begin

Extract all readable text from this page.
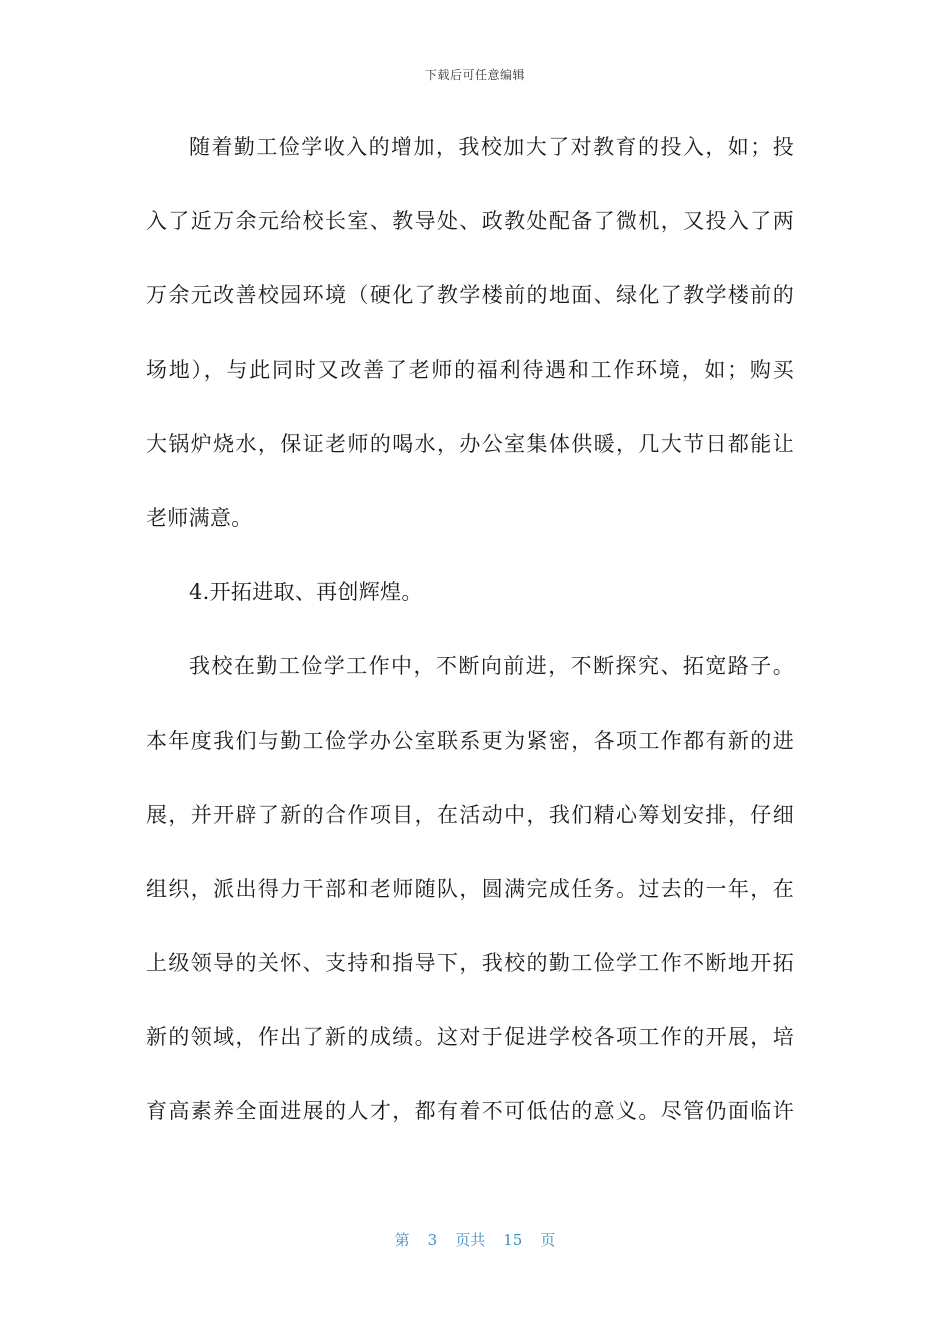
下载后可任意编辑
随着勤工俭学收入的增加，我校加大了对教育的投入，如；投
入了近万余元给校长室、教导处、政教处配备了微机，又投入了两
万余元改善校园环境（硬化了教学楼前的地面、绿化了教学楼前的
场地），与此同时又改善了老师的福利待遇和工作环境，如；购买
大锅炉烧水，保证老师的喝水，办公室集体供暖，几大节日都能让
老师满意。
4.开拓进取、再创辉煌。
我校在勤工俭学工作中，不断向前进，不断探究、拓宽路子。
本年度我们与勤工俭学办公室联系更为紧密，各项工作都有新的进
展，并开辟了新的合作项目，在活动中，我们精心筹划安排，仔细
组织，派出得力干部和老师随队，圆满完成任务。过去的一年，在
上级领导的关怀、支持和指导下，我校的勤工俭学工作不断地开拓
新的领域，作出了新的成绩。这对于促进学校各项工作的开展，培
育高素养全面进展的人才，都有着不可低估的意义。尽管仍面临许
第 3 页共 15 页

end

### TASK
Give every line back word for word and leave the pictures out.

### CORRECT OUTPUT
Extract all readable text from this page.
下载后可任意编辑
随着勤工俭学收入的增加，我校加大了对教育的投入，如；投
入了近万余元给校长室、教导处、政教处配备了微机，又投入了两
万余元改善校园环境（硬化了教学楼前的地面、绿化了教学楼前的
场地），与此同时又改善了老师的福利待遇和工作环境，如；购买
大锅炉烧水，保证老师的喝水，办公室集体供暖，几大节日都能让
老师满意。
4.开拓进取、再创辉煌。
我校在勤工俭学工作中，不断向前进，不断探究、拓宽路子。
本年度我们与勤工俭学办公室联系更为紧密，各项工作都有新的进
展，并开辟了新的合作项目，在活动中，我们精心筹划安排，仔细
组织，派出得力干部和老师随队，圆满完成任务。过去的一年，在
上级领导的关怀、支持和指导下，我校的勤工俭学工作不断地开拓
新的领域，作出了新的成绩。这对于促进学校各项工作的开展，培
育高素养全面进展的人才，都有着不可低估的意义。尽管仍面临许
第 3 页共 15 页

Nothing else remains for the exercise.